-- Written task --
Collect each line holding the string "title".

-- Records shown --

**********

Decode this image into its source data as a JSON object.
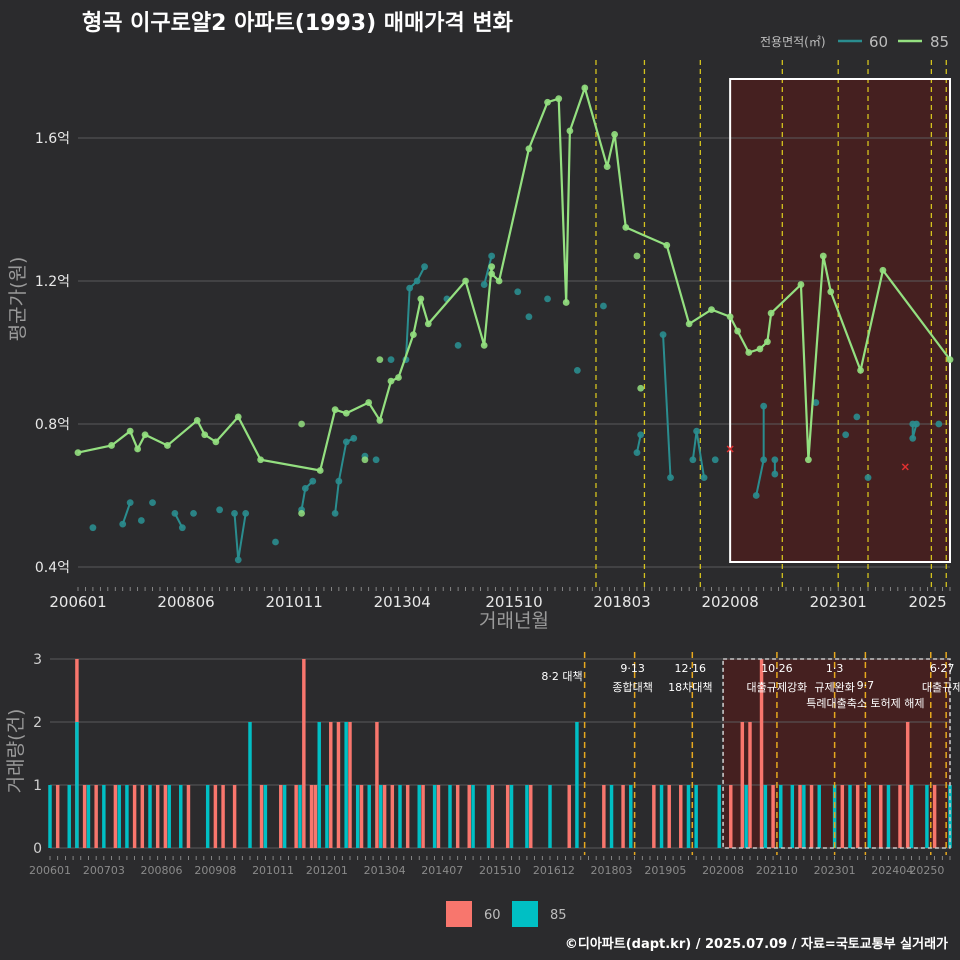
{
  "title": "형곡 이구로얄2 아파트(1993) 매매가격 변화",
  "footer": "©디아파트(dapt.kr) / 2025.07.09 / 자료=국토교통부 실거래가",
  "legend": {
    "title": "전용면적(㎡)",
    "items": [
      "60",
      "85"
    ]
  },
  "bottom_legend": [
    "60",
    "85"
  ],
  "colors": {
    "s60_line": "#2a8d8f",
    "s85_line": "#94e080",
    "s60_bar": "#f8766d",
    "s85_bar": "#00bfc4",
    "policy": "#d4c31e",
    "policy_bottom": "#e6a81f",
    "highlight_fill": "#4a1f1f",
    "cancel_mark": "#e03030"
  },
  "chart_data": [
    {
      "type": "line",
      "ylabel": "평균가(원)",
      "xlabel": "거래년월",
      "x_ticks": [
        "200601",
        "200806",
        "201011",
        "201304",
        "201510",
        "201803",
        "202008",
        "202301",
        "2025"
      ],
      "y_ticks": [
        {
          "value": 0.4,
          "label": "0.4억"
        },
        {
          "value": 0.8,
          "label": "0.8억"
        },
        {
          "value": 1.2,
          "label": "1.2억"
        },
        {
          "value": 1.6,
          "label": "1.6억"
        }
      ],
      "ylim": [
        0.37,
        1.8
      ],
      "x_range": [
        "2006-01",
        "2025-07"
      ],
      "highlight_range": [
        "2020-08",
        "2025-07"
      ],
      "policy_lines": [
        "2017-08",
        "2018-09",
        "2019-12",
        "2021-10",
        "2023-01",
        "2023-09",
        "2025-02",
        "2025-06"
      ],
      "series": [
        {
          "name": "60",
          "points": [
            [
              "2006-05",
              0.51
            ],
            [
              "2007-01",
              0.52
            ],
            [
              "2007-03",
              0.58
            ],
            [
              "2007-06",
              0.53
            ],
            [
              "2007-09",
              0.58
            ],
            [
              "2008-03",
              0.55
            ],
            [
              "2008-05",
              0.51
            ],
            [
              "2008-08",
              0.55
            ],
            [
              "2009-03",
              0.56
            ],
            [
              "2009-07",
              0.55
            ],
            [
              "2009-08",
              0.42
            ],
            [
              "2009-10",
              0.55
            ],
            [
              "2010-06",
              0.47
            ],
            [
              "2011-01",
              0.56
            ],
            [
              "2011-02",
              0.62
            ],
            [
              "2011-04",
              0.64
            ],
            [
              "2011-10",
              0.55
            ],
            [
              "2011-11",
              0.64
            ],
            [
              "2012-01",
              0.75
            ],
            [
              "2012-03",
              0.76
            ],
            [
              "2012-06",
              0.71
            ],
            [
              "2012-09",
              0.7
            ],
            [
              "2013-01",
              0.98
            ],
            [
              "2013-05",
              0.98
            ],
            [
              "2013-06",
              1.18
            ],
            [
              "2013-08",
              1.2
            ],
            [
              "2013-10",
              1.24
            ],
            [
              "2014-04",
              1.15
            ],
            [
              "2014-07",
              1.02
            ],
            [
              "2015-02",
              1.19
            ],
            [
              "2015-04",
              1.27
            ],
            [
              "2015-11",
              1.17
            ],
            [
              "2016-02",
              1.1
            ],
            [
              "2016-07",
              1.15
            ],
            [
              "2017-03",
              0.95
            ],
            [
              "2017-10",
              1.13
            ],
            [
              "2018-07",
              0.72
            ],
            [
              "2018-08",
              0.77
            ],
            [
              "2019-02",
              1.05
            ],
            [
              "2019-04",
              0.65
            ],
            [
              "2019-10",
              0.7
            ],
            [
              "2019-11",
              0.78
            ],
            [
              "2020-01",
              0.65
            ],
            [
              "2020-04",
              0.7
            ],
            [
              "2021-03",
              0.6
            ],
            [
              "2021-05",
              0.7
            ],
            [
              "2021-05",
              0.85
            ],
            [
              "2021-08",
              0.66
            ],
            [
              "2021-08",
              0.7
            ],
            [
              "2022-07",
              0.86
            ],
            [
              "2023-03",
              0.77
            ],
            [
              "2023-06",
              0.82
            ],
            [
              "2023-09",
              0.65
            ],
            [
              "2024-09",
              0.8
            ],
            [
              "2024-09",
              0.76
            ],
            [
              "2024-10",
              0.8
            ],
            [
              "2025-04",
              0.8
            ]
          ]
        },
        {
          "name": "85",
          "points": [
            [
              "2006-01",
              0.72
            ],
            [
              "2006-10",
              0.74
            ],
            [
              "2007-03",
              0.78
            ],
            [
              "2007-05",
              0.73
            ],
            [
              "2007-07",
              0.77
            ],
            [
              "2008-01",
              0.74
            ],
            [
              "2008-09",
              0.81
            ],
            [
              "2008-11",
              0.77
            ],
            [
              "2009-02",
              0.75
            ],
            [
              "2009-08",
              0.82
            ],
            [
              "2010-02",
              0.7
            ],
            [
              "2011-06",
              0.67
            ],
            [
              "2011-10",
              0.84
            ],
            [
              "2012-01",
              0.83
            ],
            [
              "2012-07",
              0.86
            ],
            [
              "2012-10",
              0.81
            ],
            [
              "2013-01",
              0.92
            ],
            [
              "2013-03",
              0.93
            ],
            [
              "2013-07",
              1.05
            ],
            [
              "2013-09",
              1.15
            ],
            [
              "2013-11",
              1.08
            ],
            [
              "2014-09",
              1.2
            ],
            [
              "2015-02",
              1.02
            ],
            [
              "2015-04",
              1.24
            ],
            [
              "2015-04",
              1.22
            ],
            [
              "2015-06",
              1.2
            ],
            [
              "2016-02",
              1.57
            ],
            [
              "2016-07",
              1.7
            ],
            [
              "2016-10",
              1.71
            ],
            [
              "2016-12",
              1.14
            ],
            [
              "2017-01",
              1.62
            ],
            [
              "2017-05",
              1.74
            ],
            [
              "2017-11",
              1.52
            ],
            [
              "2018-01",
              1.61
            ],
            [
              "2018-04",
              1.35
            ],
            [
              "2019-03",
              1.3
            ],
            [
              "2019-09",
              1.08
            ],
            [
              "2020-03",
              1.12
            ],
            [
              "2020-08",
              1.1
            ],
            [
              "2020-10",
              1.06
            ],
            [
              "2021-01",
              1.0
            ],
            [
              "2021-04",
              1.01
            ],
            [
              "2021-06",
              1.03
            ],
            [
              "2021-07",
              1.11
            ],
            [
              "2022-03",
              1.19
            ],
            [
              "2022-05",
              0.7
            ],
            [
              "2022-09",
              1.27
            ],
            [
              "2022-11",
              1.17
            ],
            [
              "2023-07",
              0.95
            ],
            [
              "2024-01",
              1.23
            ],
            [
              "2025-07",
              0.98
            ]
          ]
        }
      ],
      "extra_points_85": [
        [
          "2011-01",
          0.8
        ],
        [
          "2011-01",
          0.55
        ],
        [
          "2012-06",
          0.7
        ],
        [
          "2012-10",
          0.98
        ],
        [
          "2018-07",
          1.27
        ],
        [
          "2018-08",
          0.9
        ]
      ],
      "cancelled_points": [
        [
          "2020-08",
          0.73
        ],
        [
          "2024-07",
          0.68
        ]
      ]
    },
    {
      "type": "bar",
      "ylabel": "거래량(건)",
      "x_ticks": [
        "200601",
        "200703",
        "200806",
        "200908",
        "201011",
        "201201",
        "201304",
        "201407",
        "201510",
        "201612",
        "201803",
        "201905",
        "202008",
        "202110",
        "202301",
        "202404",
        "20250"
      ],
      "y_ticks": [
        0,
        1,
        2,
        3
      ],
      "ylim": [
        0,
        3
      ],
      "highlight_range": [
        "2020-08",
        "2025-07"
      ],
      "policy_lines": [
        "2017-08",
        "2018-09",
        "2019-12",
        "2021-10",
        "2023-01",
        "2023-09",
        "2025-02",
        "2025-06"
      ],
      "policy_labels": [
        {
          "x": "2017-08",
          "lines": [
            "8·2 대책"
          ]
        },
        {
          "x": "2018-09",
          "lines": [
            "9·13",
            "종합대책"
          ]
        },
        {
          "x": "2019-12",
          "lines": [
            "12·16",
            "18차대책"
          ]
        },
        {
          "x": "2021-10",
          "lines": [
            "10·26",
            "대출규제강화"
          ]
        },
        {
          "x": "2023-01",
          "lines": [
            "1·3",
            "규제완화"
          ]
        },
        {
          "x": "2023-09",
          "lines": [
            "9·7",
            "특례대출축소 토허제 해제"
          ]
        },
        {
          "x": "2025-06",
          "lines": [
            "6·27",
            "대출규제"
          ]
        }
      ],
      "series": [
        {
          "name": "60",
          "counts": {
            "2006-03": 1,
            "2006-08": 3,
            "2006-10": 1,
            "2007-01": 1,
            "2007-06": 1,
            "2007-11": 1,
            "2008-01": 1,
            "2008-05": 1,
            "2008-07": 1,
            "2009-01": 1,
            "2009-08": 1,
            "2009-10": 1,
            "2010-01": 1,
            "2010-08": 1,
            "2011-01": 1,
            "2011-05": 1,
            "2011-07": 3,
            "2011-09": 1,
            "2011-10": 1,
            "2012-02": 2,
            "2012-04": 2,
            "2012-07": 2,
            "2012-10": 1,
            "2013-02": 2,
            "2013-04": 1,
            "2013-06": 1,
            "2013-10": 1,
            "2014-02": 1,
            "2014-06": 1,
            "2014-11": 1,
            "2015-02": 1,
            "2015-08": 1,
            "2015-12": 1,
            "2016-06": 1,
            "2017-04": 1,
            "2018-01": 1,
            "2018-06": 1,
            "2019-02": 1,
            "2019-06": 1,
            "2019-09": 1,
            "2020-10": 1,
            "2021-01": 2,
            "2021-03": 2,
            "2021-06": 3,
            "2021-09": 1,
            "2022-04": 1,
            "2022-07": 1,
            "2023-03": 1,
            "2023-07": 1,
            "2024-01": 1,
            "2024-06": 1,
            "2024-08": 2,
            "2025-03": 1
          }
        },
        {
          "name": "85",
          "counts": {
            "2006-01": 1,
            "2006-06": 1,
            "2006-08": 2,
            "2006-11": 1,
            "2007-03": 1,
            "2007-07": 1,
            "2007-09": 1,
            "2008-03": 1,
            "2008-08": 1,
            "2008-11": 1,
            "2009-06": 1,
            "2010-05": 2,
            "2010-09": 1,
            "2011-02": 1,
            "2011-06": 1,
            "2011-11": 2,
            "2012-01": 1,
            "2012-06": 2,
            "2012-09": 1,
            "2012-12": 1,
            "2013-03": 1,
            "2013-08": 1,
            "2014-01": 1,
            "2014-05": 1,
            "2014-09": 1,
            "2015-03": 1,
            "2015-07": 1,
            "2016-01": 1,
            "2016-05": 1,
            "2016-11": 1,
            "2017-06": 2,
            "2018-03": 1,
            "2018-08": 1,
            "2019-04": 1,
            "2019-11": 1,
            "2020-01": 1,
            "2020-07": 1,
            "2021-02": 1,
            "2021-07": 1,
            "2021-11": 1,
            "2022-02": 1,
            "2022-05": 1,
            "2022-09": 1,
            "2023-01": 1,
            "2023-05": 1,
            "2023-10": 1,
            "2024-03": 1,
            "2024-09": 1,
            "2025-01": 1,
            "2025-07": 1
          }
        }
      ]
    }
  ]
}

**********

-- Answer to the exercise --
  "title": "형곡 이구로얄2 아파트(1993) 매매가격 변화",
    "title": "전용면적(㎡)",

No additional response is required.